» **À faire**:
• 1. D'après le texte fourni, combien la guerre d'Afghanistan va-t-elle coûter au total ?
• 2. Ces affirmations concordent-elles avec le texte fourni ? (a) Les États-Unis se retireront d'Afghanistan d'ici au 11 septembre. (b) Gilles Dorronsoro croit à un processus de paix. (c) Al-Qaïda a été éliminée. Répondez à chacune par oui ou non, en citant les mots décisifs du texte.

» **Texte fourni**:
┌──
Géopolitis: Afghanistan, le piège taliban [Reuters - Ibraheem al Omari/File Photo]
Afghanistan, le piège taliban / Geopolitis / 26 min. / le 16 mai 2021
Le retrait américain d’Afghanistan et de toutes les forces étrangères ouvre un boulevard aux talibans. Selon le chercheur Gilles Dorronsoro, qui ne croit pas à un processus de paix, le retour à un régime fondamentaliste extrêmement dur est très probable.

D’ici au 11 septembre, les États-Unis se retireront de la plus longue guerre de l’histoire américaine. Ce retrait ne mettra pas pour autant fin au conflit en Afghanistan, un pays qui n'a pas connu la paix depuis presque 42 ans.

L’intervention des États-Unis et des forces de l'OTAN en 2001, au lendemain des attentats du World Trade Center, s’achève sur plusieurs échecs, souligne d’emblée le politologue Gilles Dorronsoro, invité dans Géopolitis.

"L'idée était d’abord d'éliminer Al-Qaïda et ça n'a pas été fait." Plusieurs centaines de militants d'Al-Qaïda sont toujours en Afghanistan, rappelle le chercheur. "Ensuite, le second objectif était la destruction des talibans et on voit qu'ils sont en train de gagner la guerre. Et le troisième objectif, qui conditionnait un peu les deux autres, c'était de reconstruire l'État afghan. Et là aussi, on a eu un échec assez radical, considérant surtout que les sommes investies ont été considérables." L'expert précise que la guerre d'Afghanistan va coûter au total plus de 2000 milliards de dollars, soit le montant du plan de relance historique de Joe Biden pour l’économie américaine.
└──
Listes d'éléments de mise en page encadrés
┌──
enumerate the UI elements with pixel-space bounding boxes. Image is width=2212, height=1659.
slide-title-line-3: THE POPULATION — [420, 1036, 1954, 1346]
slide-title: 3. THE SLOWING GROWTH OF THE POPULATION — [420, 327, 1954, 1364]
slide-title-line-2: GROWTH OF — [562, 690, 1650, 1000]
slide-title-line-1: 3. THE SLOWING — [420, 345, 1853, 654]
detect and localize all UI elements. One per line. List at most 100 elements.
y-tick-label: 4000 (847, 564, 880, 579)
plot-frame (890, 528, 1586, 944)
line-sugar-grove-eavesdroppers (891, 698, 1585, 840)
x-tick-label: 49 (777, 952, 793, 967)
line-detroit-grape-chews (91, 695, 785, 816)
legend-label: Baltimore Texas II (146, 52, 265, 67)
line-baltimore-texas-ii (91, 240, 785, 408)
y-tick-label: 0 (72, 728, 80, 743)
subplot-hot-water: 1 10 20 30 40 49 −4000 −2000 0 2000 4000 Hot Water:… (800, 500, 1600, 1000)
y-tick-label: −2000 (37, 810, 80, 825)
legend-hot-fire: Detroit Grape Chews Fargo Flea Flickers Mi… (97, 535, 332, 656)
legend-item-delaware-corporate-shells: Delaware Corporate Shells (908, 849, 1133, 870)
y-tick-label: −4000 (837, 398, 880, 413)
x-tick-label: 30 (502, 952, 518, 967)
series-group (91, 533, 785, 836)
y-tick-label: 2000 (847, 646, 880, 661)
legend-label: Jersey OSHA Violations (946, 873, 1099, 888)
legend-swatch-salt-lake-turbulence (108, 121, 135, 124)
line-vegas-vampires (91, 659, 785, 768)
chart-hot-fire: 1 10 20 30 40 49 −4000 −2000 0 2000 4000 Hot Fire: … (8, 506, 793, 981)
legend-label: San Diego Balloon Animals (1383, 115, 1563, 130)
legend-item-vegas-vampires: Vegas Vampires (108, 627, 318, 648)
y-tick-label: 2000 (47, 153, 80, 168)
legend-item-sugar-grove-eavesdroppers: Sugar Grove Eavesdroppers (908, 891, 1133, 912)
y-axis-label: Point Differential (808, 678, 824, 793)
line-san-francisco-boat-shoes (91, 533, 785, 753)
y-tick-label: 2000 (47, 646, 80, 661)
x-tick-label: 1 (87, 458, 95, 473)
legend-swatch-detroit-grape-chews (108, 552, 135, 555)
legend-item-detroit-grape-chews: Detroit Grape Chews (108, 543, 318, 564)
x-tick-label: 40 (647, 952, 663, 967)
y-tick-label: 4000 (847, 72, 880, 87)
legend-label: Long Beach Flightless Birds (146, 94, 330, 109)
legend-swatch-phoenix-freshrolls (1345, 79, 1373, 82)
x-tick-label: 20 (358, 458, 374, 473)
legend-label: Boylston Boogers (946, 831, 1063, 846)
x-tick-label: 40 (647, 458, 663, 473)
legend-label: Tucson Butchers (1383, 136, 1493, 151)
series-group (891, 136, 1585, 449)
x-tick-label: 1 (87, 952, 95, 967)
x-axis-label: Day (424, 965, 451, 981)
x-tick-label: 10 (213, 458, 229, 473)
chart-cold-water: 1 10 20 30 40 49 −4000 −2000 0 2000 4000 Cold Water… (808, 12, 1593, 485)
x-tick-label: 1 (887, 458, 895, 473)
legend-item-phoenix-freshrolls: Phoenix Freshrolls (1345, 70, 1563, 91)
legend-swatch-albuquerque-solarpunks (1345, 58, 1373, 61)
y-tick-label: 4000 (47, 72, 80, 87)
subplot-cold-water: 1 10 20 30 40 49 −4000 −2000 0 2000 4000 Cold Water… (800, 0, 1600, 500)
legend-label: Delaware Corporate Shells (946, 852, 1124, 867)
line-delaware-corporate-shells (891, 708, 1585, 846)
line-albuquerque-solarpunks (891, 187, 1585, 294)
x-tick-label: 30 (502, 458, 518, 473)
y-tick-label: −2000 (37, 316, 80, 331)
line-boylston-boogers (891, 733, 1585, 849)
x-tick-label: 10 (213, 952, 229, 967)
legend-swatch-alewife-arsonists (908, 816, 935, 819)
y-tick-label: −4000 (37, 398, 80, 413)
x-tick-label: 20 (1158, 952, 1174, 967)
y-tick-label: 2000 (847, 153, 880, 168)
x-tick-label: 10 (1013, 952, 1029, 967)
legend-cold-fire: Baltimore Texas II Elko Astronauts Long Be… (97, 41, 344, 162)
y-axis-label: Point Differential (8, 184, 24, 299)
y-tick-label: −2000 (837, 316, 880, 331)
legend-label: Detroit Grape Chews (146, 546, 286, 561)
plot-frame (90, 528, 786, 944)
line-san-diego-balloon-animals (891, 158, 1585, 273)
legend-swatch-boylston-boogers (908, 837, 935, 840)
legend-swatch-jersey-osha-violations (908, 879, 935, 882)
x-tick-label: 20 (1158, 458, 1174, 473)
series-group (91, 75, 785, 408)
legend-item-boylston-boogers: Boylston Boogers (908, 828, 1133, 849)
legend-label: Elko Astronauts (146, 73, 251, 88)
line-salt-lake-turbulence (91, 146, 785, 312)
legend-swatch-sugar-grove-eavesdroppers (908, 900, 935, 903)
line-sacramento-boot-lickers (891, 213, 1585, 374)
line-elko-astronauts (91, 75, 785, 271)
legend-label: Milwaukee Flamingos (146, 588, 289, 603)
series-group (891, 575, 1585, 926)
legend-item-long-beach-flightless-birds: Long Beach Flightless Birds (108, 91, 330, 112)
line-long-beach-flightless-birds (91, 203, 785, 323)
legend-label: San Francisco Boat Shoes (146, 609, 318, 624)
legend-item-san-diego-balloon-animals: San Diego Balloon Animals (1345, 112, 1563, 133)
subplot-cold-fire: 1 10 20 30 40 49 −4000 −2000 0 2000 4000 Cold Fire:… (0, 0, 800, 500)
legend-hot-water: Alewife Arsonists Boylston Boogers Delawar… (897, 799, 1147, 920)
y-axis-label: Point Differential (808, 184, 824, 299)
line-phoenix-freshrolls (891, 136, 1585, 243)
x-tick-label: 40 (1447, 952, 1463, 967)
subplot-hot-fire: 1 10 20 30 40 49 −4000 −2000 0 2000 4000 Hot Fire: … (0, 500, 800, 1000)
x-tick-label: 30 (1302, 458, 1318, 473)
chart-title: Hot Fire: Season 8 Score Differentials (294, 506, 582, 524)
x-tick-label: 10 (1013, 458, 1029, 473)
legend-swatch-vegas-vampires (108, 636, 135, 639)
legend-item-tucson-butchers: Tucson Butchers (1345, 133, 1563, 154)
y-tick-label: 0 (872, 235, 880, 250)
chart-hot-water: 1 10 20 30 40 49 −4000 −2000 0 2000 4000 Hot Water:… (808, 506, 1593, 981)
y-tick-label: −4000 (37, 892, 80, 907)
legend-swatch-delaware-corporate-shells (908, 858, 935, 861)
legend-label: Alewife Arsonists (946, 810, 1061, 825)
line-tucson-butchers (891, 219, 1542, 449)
└──
» **Réponses**:
• 1. Plus de 2000 milliards de dollars.

• 2.
(a) Oui : « D’ici au 11 septembre, les États-Unis se retireront de la plus longue guerre de l’histoire américaine. »
(b) Non : « qui ne croit pas à un processus de paix »
(c) Non : « L'idée était d’abord d'éliminer Al-Qaïda et ça n'a pas été fait. »